• ИСХОДНЫЙ ТЕКСТ:
──────────
Отчаяние. Стыд. Безнадега. Мечта рухнула. Если не во МХАТ – так все равно куда. В Москве я насмотрелся спектаклей по горло. «Ревизор» в Малом – классика, с прекрасными актерами, но… начисто отсутствует какая-либо атмосфера действия, места – сцена, декорация, загримированные актеры… И всюду: в Театре Моссовета, в Театре Советской Армии, Станиславского, в Детском, в Московском драматическом, в Вахтанговском присутствуют яркие актерские работы, но во всем одинаковость: громкий стук актерских каблуков по пыльным сценам, громкие поставленные голоса, яркий грим – все не так, как во МХАТе, хотя почти так, за исключением того, что было «там», – театральная поэзия, точная и неповторимая атмосфера почти каждого спектакля.
Правда, в Ермоловском на спектакле «Бешеные деньги» в постановке Лобанова, с Орданской, Якутом, Корчагиным, несмотря на потрепанные, колышущиеся при малейшем движении актеров декорации, вдруг вспыхивала чарующая, поэтическая нота старой Москвы, еще не знающей ни войн, ни революций, ни коммуналок. Или благодаря игре Пашенной в Малом, на «Вассе Железновой» пустынную сцену вдруг неожиданно заливала трагическая фуга безысходности и пустоты российской жизни. Или Пушкин у великого Якута озарял сцену Ермоловского…
Но это – великие! Единицы! А театра, который грел бы душу, – нет.
──────────
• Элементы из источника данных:

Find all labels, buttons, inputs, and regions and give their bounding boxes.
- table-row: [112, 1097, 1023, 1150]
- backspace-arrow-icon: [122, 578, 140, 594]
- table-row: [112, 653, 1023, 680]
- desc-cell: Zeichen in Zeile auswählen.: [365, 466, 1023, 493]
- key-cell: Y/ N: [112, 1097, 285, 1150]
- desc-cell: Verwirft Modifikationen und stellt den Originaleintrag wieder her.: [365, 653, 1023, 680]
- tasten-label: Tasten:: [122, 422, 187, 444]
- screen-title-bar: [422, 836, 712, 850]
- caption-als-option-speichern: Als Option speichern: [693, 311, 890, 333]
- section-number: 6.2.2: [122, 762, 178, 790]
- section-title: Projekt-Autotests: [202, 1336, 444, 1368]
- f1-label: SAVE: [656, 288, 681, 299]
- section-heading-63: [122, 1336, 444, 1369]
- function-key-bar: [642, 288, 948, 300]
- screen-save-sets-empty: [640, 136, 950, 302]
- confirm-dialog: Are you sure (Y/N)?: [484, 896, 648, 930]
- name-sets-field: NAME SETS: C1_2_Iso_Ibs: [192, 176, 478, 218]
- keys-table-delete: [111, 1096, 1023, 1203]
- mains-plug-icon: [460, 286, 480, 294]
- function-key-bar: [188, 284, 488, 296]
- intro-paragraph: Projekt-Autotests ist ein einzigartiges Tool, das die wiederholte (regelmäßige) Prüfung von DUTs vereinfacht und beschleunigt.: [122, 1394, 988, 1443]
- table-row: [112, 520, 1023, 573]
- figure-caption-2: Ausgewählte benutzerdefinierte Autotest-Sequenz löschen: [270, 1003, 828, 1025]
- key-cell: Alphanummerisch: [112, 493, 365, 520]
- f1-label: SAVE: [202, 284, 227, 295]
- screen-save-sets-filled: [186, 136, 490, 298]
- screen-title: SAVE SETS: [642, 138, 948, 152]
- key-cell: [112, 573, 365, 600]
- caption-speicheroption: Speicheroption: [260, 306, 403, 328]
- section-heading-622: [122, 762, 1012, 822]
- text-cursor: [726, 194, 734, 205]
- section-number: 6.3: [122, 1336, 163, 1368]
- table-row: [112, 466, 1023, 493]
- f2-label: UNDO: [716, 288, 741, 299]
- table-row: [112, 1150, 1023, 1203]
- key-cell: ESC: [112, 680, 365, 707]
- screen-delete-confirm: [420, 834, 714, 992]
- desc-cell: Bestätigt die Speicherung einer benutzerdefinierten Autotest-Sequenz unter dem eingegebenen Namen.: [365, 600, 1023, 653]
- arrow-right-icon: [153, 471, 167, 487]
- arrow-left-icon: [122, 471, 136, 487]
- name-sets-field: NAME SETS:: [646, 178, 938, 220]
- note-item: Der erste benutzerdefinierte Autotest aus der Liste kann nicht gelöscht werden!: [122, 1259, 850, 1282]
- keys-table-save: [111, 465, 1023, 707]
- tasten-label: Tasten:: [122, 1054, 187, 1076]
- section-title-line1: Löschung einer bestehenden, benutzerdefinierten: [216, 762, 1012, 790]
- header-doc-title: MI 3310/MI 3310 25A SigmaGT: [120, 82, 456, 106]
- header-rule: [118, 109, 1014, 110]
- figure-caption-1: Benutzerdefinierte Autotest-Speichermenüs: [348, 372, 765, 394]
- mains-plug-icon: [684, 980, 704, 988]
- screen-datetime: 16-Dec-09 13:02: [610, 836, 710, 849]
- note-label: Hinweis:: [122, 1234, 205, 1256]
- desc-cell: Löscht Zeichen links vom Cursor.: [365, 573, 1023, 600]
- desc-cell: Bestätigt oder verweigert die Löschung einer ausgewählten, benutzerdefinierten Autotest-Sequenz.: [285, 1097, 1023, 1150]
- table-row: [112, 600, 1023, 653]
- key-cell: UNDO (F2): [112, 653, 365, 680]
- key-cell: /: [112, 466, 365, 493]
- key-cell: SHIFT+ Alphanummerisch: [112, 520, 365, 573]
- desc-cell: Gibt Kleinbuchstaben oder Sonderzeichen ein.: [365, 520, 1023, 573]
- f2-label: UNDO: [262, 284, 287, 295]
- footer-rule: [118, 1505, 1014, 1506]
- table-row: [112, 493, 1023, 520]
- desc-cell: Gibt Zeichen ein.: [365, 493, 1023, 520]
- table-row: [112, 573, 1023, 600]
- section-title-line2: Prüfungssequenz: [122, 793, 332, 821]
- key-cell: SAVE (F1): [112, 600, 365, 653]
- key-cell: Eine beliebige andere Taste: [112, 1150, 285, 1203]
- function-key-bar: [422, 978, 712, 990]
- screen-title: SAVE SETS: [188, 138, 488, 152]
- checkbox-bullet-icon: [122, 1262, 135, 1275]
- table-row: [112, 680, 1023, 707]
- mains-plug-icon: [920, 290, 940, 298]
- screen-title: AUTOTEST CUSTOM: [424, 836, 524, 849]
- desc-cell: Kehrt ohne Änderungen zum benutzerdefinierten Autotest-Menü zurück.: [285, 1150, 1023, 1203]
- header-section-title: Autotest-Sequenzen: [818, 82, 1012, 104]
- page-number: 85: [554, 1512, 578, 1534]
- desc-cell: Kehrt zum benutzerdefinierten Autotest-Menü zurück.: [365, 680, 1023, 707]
──────────
• ЗАДАНИЯ:
1 - Ответьте по тексту о московских театрах:
(a) Какой спектакль Малого театра назван классикой с прекрасными актерами?
(b) В чьей постановке шли «Бешеные деньги» в Ермоловском?
(c) На каком спектакле в Малом пустынную сцену заливала трагическая фуга благодаря игре Пашенной?
2 - Перепишите фрагмент текста о московских театрах, начиная с «Отчаяние. Стыд. Безнадега.» и далее до «почти каждого спектакля.». Слово «каблуков» замените на «башмаков».
Опирайтесь только на текст.

• ОТВЕТЫ ПО ПОРЯДКУ:
1 -
(a) «Ревизор».
(b) В постановке Лобанова.
(c) На «Вассе Железновой».

2 -
Отчаяние. Стыд. Безнадега. Мечта рухнула. Если не во МХАТ – так все равно куда. В Москве я насмотрелся спектаклей по горло. «Ревизор» в Малом – классика, с прекрасными актерами, но… начисто отсутствует какая-либо атмосфера действия, места – сцена, декорация, загримированные актеры… И всюду: в Театре Моссовета, в Театре Советской Армии, Станиславского, в Детском, в Московском драматическом, в Вахтанговском присутствуют яркие актерские работы, но во всем одинаковость: громкий стук актерских башмаков по пыльным сценам, громкие поставленные голоса, яркий грим – все не так, как во МХАТе, хотя почти так, за исключением того, что было «там», – театральная поэзия, точная и неповторимая атмосфера почти каждого спектакля.